§ **PASSAGE FOR REVIEW**:
-----

Sunil Kumar Singh (born 10 January 1962; /hi/) is an Indian politician and a member of parliament from Chatra Parliamentary Constituency, Jharkhand. He won the 2014 Indian general election being a Bharatiya Janata Party candidate. He again won from the same Chatra in the 2019 Lok Sabha elections.

==Early life and family==
Sunil Kumar Singh born on 10 January 1962 in Bihar to Kedar Nath Singh and Nirmala Devi. He married Mrs. Paratima Singh.

==Career==
Positions Held
May, 2014	Elected to 16th Lok Sabha member of parliament from Chatra (Lok Sabha constituency), Jharkhand as Bharatiya Janata Party
Whip BJP, Won the Seat ensuring all candidates against him lost their deposits.
Member, Committee on Government Assurances,
Member, Standing Committee on Coal and Steel,
Member, Consultative Committee, Ministry of External Affairs and Overseas Indian Affairs,
Member, Joint Committee on Bill to Amend the Citizenship Act, 1955
Member, Consultative Committee, Ministry of Skill Development and Entrepreneurship
2017-2019 President, India-Republic of Korea Parliamentary Friendship Group
May, 2019 Re-elected to 17th Lok Sabha (2nd term) member of parliament from Chatra (Lok Sabha constituency), Jharkhand as Bharatiya Janata Party.

-----

§ **DATA FOR ANALYSIS**:

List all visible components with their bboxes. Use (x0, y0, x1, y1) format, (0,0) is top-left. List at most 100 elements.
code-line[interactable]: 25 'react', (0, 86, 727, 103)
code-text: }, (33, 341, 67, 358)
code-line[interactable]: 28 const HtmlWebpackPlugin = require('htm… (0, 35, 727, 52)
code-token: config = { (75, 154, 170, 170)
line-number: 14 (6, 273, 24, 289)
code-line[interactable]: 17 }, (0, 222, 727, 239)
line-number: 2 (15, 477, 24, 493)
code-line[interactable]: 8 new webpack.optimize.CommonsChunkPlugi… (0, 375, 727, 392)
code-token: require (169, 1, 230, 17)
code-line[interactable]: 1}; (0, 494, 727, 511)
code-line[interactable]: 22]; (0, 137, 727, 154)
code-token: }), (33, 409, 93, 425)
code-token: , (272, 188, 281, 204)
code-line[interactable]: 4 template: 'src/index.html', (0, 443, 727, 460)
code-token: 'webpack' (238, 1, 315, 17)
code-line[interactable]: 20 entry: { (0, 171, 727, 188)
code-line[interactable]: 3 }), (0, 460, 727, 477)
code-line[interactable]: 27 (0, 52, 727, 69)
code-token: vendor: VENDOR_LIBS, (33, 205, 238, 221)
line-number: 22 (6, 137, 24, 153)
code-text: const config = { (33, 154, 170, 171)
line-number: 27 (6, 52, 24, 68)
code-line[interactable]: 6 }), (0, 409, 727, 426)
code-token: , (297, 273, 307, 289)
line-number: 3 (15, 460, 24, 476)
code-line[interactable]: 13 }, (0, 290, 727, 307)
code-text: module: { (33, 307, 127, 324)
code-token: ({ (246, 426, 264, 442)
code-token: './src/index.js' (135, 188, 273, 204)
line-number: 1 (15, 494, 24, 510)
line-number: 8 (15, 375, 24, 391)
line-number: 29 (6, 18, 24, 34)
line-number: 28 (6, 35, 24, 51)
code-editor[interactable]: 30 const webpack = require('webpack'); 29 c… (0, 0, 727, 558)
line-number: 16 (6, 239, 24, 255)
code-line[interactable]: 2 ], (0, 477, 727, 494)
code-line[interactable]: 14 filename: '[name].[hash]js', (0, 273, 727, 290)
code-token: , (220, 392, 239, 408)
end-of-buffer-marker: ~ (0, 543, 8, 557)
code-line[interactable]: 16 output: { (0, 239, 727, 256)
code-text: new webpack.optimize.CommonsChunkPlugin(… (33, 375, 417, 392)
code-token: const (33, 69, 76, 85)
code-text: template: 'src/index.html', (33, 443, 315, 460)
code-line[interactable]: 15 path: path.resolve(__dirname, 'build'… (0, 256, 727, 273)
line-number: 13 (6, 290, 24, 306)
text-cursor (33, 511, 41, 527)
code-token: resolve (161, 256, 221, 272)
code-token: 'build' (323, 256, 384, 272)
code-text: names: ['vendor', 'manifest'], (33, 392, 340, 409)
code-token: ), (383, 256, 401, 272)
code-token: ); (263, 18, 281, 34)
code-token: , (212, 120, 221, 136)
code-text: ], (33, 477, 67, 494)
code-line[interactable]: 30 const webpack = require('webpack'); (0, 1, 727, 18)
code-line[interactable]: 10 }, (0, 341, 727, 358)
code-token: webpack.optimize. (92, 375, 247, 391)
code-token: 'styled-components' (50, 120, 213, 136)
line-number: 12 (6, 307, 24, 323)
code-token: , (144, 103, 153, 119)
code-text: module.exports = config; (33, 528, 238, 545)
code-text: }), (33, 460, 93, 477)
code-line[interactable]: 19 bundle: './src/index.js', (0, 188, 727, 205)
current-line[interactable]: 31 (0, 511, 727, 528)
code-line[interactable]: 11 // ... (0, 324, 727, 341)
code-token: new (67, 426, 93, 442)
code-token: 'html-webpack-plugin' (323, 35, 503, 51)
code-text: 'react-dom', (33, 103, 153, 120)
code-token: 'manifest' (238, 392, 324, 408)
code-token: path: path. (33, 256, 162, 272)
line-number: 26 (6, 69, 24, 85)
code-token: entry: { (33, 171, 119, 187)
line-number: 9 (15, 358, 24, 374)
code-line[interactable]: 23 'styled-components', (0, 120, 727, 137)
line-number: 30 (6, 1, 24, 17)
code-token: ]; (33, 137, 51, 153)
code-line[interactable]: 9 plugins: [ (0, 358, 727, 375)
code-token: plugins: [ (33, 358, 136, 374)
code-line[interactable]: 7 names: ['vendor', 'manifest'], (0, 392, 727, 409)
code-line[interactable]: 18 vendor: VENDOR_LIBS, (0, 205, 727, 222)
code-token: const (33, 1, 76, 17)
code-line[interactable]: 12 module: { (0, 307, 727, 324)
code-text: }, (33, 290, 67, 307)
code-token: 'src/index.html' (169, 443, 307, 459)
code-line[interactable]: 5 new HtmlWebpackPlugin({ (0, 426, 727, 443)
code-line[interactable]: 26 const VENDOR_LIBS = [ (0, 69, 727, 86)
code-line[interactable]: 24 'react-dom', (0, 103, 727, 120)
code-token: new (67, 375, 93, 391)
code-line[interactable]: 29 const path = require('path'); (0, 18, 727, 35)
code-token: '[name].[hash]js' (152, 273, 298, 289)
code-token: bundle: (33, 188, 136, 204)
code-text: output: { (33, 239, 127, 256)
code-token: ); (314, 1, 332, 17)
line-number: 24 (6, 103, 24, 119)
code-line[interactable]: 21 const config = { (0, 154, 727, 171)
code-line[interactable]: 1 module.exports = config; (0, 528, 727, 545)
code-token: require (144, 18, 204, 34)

-----

§ **WHAT TO WORK ON**:
a. List every committee that the text about Sunil Kumar Singh names him as a member of.
b. Write a continuation of the text about Sunil Kumar Singh, picking up right after its final sentence.

§ **ANSWER SECTION**:
a.
- Committee on Government Assurances
- Standing Committee on Coal and Steel
- Consultative Committee, Ministry of External Affairs and Overseas Indian Affairs
- Joint Committee on Bill to Amend the Citizenship Act, 1955
- Consultative Committee, Ministry of Skill Development and Entrepreneurship

b.
Lok Sabha Won the Seat for a second time in a row by ensuring all candidates against him lost their deposits.
Whip, Bharatiya Janata Party,
Member, Business Advisory Committee in Lok Sabha
Member, Standing Committee on Coal and Steel
09 Oct. 2019 onwards	Chairperson, Committee of Privileges in Lok Sabha

Special Interests
Indian Culture and Traditions; Working through voluntary organisations to make Damodar, Subarnrekha and other rivers in Jharkhand pollution free

Countries Visited
Mauritius and U.S.A.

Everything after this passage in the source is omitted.